Lines before the one containing "Extract all readable text from this page." are excluded; retype that line and all remaining lines of the material exactly.

■ **The records**

++++++++

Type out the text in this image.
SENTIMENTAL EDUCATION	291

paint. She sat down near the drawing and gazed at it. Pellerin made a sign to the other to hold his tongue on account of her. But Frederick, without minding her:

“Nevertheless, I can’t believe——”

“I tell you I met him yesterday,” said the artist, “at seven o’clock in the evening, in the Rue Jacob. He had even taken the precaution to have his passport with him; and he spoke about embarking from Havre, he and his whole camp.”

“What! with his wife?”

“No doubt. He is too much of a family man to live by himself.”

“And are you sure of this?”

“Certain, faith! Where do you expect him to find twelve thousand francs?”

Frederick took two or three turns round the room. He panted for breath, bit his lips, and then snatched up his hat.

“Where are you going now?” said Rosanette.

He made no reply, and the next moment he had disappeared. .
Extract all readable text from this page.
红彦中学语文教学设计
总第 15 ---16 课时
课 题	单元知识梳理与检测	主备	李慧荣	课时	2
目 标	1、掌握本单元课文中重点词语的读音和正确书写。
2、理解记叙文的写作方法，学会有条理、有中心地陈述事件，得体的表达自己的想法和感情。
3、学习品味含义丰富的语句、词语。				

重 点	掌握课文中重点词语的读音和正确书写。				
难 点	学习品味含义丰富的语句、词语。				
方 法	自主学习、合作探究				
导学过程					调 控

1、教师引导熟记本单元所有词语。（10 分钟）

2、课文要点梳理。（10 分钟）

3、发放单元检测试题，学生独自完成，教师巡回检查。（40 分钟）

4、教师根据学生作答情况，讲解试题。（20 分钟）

++++++++

■ **Written response**
Extract all readable text from this page.
红彦中学语文教学设计
总第 15 ---16 课时
课 题	单元知识梳理与检测	主备	李慧荣	课时	2
目 标	1、掌握本单元课文中重点词语的读音和正确书写。
2、理解记叙文的写作方法，学会有条理、有中心地陈述事件，得体的表达自己的想法和感情。
3、学习品味含义丰富的语句、词语。				

重 点	掌握课文中重点词语的读音和正确书写。				
难 点	学习品味含义丰富的语句、词语。				
方 法	自主学习、合作探究				
导学过程					调 控

1、教师引导熟记本单元所有词语。（10 分钟）

2、课文要点梳理。（10 分钟）

3、发放单元检测试题，学生独自完成，教师巡回检查。（40 分钟）

4、教师根据学生作答情况，讲解试题。（20 分钟）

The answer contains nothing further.